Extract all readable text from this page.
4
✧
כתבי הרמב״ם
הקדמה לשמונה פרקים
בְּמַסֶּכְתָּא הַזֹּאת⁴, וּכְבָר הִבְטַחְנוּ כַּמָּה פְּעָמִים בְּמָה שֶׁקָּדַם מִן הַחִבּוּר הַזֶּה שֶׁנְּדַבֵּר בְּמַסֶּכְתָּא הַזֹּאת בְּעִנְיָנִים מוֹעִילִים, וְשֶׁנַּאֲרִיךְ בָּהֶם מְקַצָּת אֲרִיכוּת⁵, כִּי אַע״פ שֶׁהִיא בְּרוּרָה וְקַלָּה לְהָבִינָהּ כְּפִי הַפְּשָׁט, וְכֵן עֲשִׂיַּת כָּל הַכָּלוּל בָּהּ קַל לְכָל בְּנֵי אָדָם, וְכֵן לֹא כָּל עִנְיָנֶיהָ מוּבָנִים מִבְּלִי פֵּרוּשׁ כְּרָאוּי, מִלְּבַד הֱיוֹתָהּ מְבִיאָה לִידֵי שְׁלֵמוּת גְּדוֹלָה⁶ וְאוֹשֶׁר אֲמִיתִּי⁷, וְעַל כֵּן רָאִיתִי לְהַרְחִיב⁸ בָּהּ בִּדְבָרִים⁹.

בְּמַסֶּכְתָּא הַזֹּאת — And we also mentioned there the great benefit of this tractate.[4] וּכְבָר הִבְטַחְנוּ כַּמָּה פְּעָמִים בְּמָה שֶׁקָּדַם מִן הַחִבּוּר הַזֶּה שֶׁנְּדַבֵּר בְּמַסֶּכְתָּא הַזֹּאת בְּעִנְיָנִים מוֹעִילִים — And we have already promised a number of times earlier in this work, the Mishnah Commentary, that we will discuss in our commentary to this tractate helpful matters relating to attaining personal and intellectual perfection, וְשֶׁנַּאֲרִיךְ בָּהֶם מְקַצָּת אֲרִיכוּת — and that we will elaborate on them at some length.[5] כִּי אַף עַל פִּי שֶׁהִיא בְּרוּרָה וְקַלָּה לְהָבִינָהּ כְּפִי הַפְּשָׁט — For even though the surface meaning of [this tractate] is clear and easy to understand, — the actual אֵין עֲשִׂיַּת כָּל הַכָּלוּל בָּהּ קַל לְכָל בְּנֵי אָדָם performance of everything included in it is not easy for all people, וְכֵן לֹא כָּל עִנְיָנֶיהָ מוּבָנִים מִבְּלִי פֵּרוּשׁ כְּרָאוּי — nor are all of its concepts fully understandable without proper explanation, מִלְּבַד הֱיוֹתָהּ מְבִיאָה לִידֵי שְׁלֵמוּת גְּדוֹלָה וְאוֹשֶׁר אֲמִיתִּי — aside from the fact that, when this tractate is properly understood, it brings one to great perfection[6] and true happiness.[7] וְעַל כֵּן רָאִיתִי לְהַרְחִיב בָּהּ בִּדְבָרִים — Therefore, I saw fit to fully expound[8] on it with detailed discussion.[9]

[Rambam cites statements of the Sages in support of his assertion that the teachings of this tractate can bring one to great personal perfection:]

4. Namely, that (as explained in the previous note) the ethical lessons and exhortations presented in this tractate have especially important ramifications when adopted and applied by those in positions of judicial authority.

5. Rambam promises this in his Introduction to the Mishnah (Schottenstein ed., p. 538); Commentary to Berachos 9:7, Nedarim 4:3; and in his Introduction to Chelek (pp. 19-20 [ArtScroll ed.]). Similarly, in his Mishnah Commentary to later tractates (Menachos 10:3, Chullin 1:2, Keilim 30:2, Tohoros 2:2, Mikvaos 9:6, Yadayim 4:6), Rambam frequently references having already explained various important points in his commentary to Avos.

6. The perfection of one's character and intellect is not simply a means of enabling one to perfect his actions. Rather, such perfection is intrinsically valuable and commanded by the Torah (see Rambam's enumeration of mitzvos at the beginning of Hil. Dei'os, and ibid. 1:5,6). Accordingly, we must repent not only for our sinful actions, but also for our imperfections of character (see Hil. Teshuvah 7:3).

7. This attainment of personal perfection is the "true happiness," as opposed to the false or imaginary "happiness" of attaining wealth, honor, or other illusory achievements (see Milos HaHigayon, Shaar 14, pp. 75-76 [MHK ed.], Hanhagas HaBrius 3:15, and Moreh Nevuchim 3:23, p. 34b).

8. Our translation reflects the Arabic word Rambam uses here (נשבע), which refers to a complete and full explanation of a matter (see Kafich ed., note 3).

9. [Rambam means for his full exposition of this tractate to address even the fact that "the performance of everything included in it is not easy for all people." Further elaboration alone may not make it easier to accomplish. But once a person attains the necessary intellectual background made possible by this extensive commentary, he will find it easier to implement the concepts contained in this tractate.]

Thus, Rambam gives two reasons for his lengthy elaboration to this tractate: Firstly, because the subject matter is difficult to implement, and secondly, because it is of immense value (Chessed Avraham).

* * *

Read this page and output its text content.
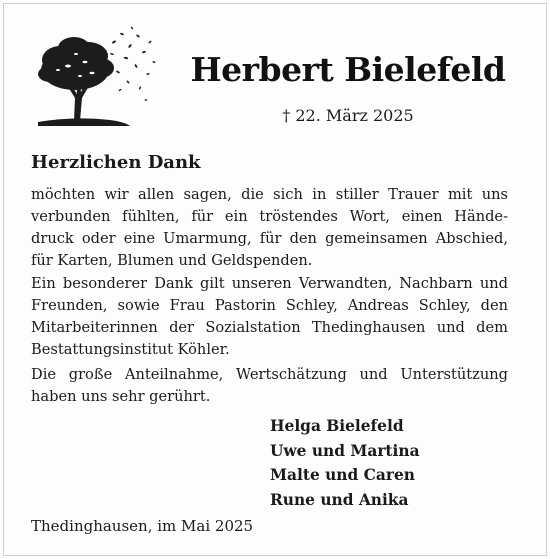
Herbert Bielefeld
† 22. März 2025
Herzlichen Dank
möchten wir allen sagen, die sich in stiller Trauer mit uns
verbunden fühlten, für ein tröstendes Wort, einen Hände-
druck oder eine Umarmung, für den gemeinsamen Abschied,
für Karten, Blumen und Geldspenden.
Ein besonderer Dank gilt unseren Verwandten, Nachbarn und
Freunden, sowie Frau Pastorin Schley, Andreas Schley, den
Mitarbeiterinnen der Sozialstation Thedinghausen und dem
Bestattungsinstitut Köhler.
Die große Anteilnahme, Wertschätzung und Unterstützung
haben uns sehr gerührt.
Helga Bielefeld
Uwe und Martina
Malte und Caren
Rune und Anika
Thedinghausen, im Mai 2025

PROBLEM TO SOLVE » Collect each line above holding the string "Thedinghausen".

RESULT »
Mitarbeiterinnen der Sozialstation Thedinghausen und dem
Thedinghausen, im Mai 2025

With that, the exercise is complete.